**Raw records**:
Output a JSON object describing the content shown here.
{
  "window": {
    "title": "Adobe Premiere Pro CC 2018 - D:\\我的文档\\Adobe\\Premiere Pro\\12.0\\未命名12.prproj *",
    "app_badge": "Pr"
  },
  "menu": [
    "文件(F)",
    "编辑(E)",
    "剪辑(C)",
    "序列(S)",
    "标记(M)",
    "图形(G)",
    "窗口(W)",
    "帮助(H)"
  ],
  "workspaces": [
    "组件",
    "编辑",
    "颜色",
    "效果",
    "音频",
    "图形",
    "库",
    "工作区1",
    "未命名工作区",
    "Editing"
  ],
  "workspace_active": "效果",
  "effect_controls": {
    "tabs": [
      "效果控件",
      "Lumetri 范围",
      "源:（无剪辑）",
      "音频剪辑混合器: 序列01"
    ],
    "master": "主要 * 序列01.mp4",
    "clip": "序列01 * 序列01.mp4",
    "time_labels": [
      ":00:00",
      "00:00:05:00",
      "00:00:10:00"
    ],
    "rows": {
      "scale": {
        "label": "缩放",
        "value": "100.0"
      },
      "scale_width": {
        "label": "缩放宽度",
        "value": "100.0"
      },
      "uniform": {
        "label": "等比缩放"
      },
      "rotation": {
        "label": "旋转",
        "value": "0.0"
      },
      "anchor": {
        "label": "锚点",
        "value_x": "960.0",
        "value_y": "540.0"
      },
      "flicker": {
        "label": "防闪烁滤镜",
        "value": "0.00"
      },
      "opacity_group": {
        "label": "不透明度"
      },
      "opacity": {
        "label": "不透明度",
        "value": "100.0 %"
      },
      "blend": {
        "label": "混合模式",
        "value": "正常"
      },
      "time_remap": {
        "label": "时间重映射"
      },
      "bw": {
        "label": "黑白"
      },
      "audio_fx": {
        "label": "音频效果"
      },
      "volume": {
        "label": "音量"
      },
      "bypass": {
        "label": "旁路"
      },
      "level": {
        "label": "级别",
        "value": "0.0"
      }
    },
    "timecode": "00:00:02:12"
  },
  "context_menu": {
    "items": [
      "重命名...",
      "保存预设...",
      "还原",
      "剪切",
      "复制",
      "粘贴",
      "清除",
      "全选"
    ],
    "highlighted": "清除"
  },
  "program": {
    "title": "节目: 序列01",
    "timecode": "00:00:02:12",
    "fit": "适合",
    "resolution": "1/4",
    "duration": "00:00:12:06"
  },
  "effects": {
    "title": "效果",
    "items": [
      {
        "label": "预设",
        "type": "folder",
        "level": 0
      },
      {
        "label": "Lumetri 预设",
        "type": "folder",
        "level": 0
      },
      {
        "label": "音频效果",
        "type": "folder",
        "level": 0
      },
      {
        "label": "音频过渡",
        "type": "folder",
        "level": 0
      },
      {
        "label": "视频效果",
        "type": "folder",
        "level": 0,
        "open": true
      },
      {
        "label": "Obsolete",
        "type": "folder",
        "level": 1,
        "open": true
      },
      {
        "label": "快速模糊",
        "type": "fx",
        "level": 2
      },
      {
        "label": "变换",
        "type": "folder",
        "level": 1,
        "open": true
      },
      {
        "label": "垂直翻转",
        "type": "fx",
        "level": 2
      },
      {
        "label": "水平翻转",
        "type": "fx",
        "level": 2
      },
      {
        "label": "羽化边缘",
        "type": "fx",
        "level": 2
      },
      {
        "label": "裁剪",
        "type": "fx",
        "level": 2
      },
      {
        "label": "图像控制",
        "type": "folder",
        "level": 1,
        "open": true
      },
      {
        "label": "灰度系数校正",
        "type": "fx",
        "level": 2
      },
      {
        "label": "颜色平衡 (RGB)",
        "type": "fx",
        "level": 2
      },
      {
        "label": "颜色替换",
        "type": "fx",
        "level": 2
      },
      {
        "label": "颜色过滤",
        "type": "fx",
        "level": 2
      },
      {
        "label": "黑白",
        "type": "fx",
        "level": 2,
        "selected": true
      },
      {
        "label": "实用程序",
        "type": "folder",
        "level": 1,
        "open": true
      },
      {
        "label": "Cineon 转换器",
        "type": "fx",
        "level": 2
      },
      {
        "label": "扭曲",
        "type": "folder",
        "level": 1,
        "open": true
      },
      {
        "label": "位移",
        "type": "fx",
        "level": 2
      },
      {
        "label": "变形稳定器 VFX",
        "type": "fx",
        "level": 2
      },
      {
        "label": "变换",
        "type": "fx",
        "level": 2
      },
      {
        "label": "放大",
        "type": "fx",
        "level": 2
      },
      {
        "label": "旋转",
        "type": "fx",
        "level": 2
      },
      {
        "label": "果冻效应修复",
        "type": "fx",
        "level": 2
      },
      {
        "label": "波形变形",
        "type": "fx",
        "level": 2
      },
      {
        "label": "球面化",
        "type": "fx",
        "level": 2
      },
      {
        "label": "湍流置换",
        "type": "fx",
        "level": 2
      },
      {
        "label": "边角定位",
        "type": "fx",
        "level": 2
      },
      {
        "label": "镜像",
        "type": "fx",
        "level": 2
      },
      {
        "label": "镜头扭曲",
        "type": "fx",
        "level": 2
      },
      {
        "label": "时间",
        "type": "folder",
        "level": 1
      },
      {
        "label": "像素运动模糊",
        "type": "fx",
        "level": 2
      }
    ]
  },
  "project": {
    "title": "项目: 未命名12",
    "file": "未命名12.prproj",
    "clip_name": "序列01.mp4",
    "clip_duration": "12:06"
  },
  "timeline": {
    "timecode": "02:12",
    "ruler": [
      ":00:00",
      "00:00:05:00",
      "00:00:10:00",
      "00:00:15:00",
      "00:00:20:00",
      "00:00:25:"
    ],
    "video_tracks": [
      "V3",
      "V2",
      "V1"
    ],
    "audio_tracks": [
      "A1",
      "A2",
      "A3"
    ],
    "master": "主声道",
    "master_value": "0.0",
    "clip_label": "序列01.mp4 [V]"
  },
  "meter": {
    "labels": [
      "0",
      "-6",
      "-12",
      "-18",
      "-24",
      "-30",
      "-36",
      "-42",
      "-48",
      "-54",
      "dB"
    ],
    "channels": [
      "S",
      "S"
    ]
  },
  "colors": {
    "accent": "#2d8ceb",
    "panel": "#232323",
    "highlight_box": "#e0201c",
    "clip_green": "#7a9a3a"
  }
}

**Problem**:
Exactly as written above, please repeat the entries.

**Solved exercise**:
Output a JSON object describing the content shown here.
{
  "window": {
    "title": "Adobe Premiere Pro CC 2018 - D:\\我的文档\\Adobe\\Premiere Pro\\12.0\\未命名12.prproj *",
    "app_badge": "Pr"
  },
  "menu": [
    "文件(F)",
    "编辑(E)",
    "剪辑(C)",
    "序列(S)",
    "标记(M)",
    "图形(G)",
    "窗口(W)",
    "帮助(H)"
  ],
  "workspaces": [
    "组件",
    "编辑",
    "颜色",
    "效果",
    "音频",
    "图形",
    "库",
    "工作区1",
    "未命名工作区",
    "Editing"
  ],
  "workspace_active": "效果",
  "effect_controls": {
    "tabs": [
      "效果控件",
      "Lumetri 范围",
      "源:（无剪辑）",
      "音频剪辑混合器: 序列01"
    ],
    "master": "主要 * 序列01.mp4",
    "clip": "序列01 * 序列01.mp4",
    "time_labels": [
      ":00:00",
      "00:00:05:00",
      "00:00:10:00"
    ],
    "rows": {
      "scale": {
        "label": "缩放",
        "value": "100.0"
      },
      "scale_width": {
        "label": "缩放宽度",
        "value": "100.0"
      },
      "uniform": {
        "label": "等比缩放"
      },
      "rotation": {
        "label": "旋转",
        "value": "0.0"
      },
      "anchor": {
        "label": "锚点",
        "value_x": "960.0",
        "value_y": "540.0"
      },
      "flicker": {
        "label": "防闪烁滤镜",
        "value": "0.00"
      },
      "opacity_group": {
        "label": "不透明度"
      },
      "opacity": {
        "label": "不透明度",
        "value": "100.0 %"
      },
      "blend": {
        "label": "混合模式",
        "value": "正常"
      },
      "time_remap": {
        "label": "时间重映射"
      },
      "bw": {
        "label": "黑白"
      },
      "audio_fx": {
        "label": "音频效果"
      },
      "volume": {
        "label": "音量"
      },
      "bypass": {
        "label": "旁路"
      },
      "level": {
        "label": "级别",
        "value": "0.0"
      }
    },
    "timecode": "00:00:02:12"
  },
  "context_menu": {
    "items": [
      "重命名...",
      "保存预设...",
      "还原",
      "剪切",
      "复制",
      "粘贴",
      "清除",
      "全选"
    ],
    "highlighted": "清除"
  },
  "program": {
    "title": "节目: 序列01",
    "timecode": "00:00:02:12",
    "fit": "适合",
    "resolution": "1/4",
    "duration": "00:00:12:06"
  },
  "effects": {
    "title": "效果",
    "items": [
      {
        "label": "预设",
        "type": "folder",
        "level": 0
      },
      {
        "label": "Lumetri 预设",
        "type": "folder",
        "level": 0
      },
      {
        "label": "音频效果",
        "type": "folder",
        "level": 0
      },
      {
        "label": "音频过渡",
        "type": "folder",
        "level": 0
      },
      {
        "label": "视频效果",
        "type": "folder",
        "level": 0,
        "open": true
      },
      {
        "label": "Obsolete",
        "type": "folder",
        "level": 1,
        "open": true
      },
      {
        "label": "快速模糊",
        "type": "fx",
        "level": 2
      },
      {
        "label": "变换",
        "type": "folder",
        "level": 1,
        "open": true
      },
      {
        "label": "垂直翻转",
        "type": "fx",
        "level": 2
      },
      {
        "label": "水平翻转",
        "type": "fx",
        "level": 2
      },
      {
        "label": "羽化边缘",
        "type": "fx",
        "level": 2
      },
      {
        "label": "裁剪",
        "type": "fx",
        "level": 2
      },
      {
        "label": "图像控制",
        "type": "folder",
        "level": 1,
        "open": true
      },
      {
        "label": "灰度系数校正",
        "type": "fx",
        "level": 2
      },
      {
        "label": "颜色平衡 (RGB)",
        "type": "fx",
        "level": 2
      },
      {
        "label": "颜色替换",
        "type": "fx",
        "level": 2
      },
      {
        "label": "颜色过滤",
        "type": "fx",
        "level": 2
      },
      {
        "label": "黑白",
        "type": "fx",
        "level": 2,
        "selected": true
      },
      {
        "label": "实用程序",
        "type": "folder",
        "level": 1,
        "open": true
      },
      {
        "label": "Cineon 转换器",
        "type": "fx",
        "level": 2
      },
      {
        "label": "扭曲",
        "type": "folder",
        "level": 1,
        "open": true
      },
      {
        "label": "位移",
        "type": "fx",
        "level": 2
      },
      {
        "label": "变形稳定器 VFX",
        "type": "fx",
        "level": 2
      },
      {
        "label": "变换",
        "type": "fx",
        "level": 2
      },
      {
        "label": "放大",
        "type": "fx",
        "level": 2
      },
      {
        "label": "旋转",
        "type": "fx",
        "level": 2
      },
      {
        "label": "果冻效应修复",
        "type": "fx",
        "level": 2
      },
      {
        "label": "波形变形",
        "type": "fx",
        "level": 2
      },
      {
        "label": "球面化",
        "type": "fx",
        "level": 2
      },
      {
        "label": "湍流置换",
        "type": "fx",
        "level": 2
      },
      {
        "label": "边角定位",
        "type": "fx",
        "level": 2
      },
      {
        "label": "镜像",
        "type": "fx",
        "level": 2
      },
      {
        "label": "镜头扭曲",
        "type": "fx",
        "level": 2
      },
      {
        "label": "时间",
        "type": "folder",
        "level": 1
      },
      {
        "label": "像素运动模糊",
        "type": "fx",
        "level": 2
      }
    ]
  },
  "project": {
    "title": "项目: 未命名12",
    "file": "未命名12.prproj",
    "clip_name": "序列01.mp4",
    "clip_duration": "12:06"
  },
  "timeline": {
    "timecode": "02:12",
    "ruler": [
      ":00:00",
      "00:00:05:00",
      "00:00:10:00",
      "00:00:15:00",
      "00:00:20:00",
      "00:00:25:"
    ],
    "video_tracks": [
      "V3",
      "V2",
      "V1"
    ],
    "audio_tracks": [
      "A1",
      "A2",
      "A3"
    ],
    "master": "主声道",
    "master_value": "0.0",
    "clip_label": "序列01.mp4 [V]"
  },
  "meter": {
    "labels": [
      "0",
      "-6",
      "-12",
      "-18",
      "-24",
      "-30",
      "-36",
      "-42",
      "-48",
      "-54",
      "dB"
    ],
    "channels": [
      "S",
      "S"
    ]
  },
  "colors": {
    "accent": "#2d8ceb",
    "panel": "#232323",
    "highlight_box": "#e0201c",
    "clip_green": "#7a9a3a"
  }
}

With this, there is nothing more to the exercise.